● **Aim of the exercise**:
Give the number of lines containing the word "height", and nothing else.

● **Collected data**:
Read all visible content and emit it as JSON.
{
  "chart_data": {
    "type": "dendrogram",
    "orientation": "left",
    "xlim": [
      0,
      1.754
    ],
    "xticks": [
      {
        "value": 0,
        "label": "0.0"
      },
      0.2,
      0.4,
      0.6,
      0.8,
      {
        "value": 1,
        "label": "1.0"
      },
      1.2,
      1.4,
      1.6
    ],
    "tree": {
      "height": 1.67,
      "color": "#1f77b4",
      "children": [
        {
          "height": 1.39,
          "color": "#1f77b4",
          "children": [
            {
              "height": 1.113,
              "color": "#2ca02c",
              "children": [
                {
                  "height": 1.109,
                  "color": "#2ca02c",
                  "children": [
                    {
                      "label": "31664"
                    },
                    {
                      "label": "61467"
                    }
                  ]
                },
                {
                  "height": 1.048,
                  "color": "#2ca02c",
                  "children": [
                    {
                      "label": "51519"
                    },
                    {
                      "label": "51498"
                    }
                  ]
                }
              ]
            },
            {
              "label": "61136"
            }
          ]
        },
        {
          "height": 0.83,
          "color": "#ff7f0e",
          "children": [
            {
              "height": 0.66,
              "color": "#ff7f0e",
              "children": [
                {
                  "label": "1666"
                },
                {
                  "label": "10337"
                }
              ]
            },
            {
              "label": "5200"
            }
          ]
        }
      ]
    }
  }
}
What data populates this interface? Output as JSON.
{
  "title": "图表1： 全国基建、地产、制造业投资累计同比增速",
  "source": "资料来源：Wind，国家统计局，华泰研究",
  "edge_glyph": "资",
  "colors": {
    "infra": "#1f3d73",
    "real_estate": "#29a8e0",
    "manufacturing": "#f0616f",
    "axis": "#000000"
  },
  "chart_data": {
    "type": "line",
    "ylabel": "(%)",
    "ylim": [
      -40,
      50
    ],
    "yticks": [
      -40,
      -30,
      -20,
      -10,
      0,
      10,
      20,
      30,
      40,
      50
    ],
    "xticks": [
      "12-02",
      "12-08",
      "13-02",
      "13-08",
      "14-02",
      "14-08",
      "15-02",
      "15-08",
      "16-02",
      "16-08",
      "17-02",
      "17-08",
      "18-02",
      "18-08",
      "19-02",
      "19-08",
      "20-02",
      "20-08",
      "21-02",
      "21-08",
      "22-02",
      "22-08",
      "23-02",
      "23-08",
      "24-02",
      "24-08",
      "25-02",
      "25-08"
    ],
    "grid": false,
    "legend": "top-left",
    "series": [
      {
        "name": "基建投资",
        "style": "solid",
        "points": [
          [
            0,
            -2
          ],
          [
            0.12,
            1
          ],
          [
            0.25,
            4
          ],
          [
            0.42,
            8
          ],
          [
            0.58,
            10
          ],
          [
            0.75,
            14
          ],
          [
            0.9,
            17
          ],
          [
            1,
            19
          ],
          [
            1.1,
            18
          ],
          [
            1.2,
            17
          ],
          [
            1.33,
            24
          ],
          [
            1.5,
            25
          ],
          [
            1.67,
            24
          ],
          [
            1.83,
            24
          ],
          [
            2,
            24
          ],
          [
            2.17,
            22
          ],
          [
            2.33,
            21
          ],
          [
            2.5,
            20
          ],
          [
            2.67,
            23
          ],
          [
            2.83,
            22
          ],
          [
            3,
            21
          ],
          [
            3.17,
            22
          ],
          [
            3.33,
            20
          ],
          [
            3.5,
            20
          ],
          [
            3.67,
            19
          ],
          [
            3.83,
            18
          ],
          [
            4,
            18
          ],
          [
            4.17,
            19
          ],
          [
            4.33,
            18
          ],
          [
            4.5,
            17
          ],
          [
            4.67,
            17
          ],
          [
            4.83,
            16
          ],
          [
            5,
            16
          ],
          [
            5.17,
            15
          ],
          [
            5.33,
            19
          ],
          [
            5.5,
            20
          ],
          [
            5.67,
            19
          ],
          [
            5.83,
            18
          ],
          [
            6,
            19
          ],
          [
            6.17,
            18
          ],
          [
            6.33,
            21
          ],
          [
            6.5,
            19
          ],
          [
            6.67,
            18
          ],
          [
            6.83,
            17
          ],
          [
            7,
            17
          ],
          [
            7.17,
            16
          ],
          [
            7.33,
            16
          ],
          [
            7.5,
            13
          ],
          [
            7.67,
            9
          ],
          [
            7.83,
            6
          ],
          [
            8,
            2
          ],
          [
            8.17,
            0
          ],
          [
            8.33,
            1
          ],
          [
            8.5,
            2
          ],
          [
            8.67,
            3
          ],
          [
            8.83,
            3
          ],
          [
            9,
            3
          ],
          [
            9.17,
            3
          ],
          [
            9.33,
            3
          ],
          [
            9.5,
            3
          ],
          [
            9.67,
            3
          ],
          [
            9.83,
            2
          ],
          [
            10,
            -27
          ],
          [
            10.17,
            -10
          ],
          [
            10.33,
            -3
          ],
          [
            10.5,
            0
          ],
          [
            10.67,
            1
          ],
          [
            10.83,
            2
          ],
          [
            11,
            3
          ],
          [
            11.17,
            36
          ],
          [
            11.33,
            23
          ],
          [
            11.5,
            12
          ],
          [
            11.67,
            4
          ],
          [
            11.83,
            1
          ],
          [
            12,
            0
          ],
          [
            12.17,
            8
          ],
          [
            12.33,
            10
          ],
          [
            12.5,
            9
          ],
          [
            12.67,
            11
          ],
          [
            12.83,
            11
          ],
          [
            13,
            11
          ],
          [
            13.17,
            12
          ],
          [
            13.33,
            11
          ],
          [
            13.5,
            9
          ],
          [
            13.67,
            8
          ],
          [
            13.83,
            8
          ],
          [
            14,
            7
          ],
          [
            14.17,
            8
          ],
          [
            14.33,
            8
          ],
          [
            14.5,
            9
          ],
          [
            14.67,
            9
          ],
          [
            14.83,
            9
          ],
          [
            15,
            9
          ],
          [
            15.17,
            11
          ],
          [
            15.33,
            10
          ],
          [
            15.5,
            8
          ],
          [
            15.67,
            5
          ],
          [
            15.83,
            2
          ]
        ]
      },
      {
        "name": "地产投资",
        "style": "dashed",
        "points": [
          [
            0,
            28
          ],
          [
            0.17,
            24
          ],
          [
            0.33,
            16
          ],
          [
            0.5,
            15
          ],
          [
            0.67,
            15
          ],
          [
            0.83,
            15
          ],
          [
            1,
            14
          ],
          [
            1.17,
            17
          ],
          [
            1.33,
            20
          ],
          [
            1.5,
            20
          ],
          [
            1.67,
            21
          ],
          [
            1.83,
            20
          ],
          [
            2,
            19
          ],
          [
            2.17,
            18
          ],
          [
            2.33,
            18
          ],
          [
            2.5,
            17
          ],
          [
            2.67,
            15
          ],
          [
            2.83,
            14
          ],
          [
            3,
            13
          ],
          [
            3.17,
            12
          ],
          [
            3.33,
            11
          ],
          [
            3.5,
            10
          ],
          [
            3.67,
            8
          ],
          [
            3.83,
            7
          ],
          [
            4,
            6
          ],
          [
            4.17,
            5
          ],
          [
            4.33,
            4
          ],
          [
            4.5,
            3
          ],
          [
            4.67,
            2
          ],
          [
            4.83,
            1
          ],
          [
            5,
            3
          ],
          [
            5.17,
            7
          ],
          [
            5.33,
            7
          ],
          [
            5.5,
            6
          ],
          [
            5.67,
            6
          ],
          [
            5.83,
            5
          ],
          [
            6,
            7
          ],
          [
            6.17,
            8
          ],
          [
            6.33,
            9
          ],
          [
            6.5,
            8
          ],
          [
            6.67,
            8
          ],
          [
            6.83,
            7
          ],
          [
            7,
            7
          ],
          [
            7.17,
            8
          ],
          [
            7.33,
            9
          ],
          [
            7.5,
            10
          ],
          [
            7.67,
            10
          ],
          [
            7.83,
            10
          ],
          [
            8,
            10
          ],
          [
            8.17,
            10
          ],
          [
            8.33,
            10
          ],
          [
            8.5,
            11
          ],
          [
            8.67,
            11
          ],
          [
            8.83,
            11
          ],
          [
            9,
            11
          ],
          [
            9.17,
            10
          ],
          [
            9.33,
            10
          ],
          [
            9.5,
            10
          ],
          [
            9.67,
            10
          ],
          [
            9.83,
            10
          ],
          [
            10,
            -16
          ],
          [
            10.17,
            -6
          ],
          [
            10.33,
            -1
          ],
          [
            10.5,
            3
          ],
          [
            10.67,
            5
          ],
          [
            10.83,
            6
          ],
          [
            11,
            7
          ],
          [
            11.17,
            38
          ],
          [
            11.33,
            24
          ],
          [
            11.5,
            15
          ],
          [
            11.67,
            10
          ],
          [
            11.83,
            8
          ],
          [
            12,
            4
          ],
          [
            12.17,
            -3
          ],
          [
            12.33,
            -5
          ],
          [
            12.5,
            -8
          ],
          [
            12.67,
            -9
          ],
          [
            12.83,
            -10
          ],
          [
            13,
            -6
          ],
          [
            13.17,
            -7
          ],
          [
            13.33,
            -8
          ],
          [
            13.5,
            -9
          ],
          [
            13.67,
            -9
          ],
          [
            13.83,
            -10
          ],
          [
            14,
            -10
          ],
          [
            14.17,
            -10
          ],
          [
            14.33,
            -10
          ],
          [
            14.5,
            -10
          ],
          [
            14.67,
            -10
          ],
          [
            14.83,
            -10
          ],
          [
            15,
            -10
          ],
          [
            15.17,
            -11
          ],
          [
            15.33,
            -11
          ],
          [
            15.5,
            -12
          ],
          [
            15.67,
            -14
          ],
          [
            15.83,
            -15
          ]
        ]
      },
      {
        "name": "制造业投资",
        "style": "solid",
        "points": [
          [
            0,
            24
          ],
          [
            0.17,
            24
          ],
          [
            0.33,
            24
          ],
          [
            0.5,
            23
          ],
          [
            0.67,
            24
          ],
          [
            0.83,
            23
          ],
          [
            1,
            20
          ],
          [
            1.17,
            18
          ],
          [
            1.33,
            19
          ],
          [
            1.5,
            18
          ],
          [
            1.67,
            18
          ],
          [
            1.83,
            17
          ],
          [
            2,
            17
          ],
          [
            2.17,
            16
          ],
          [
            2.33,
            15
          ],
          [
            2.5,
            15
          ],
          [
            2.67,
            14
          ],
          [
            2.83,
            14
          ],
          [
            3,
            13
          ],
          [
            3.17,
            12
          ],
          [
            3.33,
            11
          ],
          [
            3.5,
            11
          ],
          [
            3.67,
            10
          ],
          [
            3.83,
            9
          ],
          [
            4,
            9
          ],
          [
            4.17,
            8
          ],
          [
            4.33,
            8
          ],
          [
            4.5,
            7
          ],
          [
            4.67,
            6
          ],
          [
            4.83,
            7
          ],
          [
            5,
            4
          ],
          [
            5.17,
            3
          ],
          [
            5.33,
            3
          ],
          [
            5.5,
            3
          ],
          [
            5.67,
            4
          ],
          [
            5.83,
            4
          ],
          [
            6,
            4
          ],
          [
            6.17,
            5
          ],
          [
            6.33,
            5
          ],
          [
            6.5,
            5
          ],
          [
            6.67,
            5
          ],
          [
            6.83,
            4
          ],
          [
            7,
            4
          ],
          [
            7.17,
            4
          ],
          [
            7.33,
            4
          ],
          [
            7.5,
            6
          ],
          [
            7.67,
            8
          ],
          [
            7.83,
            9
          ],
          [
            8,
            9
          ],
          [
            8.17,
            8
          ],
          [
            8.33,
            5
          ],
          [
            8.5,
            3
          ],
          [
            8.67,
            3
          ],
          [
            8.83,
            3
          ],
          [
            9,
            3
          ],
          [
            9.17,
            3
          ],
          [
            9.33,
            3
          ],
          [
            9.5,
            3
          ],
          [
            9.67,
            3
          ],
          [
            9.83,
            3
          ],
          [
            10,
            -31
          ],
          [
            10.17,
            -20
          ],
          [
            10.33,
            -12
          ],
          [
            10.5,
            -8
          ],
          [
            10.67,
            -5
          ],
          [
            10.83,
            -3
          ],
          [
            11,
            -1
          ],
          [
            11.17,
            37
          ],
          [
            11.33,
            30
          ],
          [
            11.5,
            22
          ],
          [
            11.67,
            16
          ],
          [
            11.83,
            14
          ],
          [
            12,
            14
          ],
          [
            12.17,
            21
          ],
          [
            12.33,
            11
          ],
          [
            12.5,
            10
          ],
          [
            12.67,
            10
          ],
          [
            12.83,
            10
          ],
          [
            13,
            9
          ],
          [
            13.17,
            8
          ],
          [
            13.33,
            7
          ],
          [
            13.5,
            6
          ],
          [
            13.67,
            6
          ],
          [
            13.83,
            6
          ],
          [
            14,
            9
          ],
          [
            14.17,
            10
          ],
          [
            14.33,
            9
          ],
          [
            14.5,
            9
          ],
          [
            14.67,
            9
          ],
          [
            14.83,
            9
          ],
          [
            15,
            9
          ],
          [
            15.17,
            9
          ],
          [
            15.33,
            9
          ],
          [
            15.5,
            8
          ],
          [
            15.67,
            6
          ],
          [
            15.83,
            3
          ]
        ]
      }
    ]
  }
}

● **Written response**:
7